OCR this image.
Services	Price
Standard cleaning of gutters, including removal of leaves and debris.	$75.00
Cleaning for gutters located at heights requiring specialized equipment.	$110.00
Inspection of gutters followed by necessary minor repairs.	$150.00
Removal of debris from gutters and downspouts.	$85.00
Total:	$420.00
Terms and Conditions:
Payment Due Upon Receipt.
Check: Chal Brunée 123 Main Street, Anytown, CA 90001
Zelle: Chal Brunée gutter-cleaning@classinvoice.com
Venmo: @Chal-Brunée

····················

● Aim: Among the lines of the data, identify those with the word "gutters". Copy each of them.

● Finished exercise:
Standard cleaning of gutters, including removal of leaves and debris.	$75.00
Cleaning for gutters located at heights requiring specialized equipment.	$110.00
Inspection of gutters followed by necessary minor repairs.	$150.00
Removal of debris from gutters and downspouts.	$85.00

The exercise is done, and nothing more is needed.